Input for this task:

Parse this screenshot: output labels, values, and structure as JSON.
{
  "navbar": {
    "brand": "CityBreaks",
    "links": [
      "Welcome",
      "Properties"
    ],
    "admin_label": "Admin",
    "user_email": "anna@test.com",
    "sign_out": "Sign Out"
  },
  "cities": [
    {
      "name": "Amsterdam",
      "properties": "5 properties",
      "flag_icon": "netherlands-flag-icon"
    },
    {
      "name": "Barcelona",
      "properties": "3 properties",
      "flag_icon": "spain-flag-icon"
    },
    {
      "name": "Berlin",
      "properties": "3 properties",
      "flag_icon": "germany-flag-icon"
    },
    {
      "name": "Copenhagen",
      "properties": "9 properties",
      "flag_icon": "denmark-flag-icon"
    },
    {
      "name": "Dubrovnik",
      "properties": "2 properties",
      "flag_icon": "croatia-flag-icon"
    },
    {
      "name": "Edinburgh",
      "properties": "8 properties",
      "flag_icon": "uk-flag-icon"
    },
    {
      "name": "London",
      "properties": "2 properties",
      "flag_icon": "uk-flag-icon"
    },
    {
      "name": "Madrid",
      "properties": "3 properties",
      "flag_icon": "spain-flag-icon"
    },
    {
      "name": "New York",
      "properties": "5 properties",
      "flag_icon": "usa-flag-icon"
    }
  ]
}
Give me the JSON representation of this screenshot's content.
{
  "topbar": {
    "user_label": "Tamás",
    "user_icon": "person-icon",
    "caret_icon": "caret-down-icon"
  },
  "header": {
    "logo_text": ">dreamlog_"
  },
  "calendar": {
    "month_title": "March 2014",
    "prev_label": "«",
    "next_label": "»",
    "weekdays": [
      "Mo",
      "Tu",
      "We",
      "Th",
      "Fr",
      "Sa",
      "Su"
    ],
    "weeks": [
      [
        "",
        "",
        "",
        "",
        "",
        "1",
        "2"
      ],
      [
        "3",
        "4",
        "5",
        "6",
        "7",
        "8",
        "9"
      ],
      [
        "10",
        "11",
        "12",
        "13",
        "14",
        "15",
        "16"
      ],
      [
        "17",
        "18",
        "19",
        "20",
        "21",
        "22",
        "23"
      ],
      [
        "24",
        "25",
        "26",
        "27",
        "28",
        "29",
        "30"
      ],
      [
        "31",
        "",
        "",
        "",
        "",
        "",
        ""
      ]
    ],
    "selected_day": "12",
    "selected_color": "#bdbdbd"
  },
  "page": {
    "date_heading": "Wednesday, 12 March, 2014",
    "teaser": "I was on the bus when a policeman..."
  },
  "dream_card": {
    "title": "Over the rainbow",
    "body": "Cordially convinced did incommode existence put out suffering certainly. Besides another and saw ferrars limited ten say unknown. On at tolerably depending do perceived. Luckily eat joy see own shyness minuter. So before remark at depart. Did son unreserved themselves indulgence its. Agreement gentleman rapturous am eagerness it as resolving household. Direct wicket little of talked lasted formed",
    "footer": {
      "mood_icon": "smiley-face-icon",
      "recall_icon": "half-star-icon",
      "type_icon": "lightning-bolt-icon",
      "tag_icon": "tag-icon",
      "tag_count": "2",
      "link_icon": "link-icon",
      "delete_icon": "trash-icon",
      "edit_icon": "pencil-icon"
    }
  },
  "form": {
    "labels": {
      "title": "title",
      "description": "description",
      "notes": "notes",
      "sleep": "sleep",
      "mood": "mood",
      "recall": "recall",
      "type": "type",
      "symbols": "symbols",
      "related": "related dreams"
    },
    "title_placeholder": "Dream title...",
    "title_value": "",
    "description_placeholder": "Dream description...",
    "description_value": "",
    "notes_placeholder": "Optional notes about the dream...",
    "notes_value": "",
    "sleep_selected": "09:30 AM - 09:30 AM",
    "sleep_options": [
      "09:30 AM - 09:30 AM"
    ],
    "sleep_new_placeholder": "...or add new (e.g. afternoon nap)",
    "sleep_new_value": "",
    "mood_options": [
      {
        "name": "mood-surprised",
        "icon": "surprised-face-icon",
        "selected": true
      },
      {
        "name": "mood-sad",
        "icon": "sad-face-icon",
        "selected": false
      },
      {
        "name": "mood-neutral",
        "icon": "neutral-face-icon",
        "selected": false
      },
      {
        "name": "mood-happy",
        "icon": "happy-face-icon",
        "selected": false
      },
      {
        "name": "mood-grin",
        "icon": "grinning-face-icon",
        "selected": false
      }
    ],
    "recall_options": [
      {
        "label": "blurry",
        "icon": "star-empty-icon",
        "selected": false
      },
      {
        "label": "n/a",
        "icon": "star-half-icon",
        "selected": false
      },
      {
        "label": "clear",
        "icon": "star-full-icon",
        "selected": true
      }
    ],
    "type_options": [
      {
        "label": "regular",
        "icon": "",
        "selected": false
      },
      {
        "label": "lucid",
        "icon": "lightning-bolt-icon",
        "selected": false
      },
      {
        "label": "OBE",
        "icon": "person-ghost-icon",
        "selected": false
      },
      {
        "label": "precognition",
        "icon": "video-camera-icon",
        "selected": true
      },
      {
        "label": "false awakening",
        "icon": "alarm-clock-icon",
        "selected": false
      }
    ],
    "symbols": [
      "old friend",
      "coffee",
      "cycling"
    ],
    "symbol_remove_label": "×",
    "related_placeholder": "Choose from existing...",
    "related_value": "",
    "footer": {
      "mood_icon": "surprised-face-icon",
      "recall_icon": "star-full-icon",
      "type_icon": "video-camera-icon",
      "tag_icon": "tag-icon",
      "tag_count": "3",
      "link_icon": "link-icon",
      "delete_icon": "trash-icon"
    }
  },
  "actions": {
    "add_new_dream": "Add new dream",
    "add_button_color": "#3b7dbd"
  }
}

Required work:
Which lines in the records above contain the string "neutral"? Copy each one.

Correct result:
        "name": "mood-neutral",
        "icon": "neutral-face-icon",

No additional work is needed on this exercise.